**AVAILABLE DATA:**
◆ ◆ ◆ ◆

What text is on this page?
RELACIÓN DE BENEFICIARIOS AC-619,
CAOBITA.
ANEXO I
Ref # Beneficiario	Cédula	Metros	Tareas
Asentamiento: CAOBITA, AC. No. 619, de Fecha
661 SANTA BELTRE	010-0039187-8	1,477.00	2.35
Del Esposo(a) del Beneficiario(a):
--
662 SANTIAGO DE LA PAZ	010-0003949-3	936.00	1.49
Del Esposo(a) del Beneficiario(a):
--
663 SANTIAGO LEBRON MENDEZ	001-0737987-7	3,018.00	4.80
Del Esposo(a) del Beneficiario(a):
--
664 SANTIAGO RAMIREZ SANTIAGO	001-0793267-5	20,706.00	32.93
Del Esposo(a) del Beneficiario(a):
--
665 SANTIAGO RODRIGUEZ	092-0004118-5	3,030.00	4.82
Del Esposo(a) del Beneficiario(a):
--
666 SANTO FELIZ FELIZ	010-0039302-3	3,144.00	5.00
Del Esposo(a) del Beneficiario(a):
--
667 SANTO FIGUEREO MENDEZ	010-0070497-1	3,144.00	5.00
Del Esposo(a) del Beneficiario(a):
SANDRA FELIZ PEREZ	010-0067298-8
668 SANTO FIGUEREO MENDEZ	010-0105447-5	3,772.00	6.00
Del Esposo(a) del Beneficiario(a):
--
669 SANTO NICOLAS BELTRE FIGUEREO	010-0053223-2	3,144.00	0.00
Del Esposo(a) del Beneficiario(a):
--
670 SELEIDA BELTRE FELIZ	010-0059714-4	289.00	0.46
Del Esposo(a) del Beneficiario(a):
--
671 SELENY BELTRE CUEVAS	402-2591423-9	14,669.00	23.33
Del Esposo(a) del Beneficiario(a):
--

◆ ◆ ◆ ◆

**EXERCISE AIM:** Each record must be repeated exactly as it is.

**TASK RESPONSE:**
What text is on this page?
RELACIÓN DE BENEFICIARIOS AC-619,
CAOBITA.
ANEXO I
Ref # Beneficiario	Cédula	Metros	Tareas
Asentamiento: CAOBITA, AC. No. 619, de Fecha
661 SANTA BELTRE	010-0039187-8	1,477.00	2.35
Del Esposo(a) del Beneficiario(a):
--
662 SANTIAGO DE LA PAZ	010-0003949-3	936.00	1.49
Del Esposo(a) del Beneficiario(a):
--
663 SANTIAGO LEBRON MENDEZ	001-0737987-7	3,018.00	4.80
Del Esposo(a) del Beneficiario(a):
--
664 SANTIAGO RAMIREZ SANTIAGO	001-0793267-5	20,706.00	32.93
Del Esposo(a) del Beneficiario(a):
--
665 SANTIAGO RODRIGUEZ	092-0004118-5	3,030.00	4.82
Del Esposo(a) del Beneficiario(a):
--
666 SANTO FELIZ FELIZ	010-0039302-3	3,144.00	5.00
Del Esposo(a) del Beneficiario(a):
--
667 SANTO FIGUEREO MENDEZ	010-0070497-1	3,144.00	5.00
Del Esposo(a) del Beneficiario(a):
SANDRA FELIZ PEREZ	010-0067298-8
668 SANTO FIGUEREO MENDEZ	010-0105447-5	3,772.00	6.00
Del Esposo(a) del Beneficiario(a):
--
669 SANTO NICOLAS BELTRE FIGUEREO	010-0053223-2	3,144.00	0.00
Del Esposo(a) del Beneficiario(a):
--
670 SELEIDA BELTRE FELIZ	010-0059714-4	289.00	0.46
Del Esposo(a) del Beneficiario(a):
--
671 SELENY BELTRE CUEVAS	402-2591423-9	14,669.00	23.33
Del Esposo(a) del Beneficiario(a):
--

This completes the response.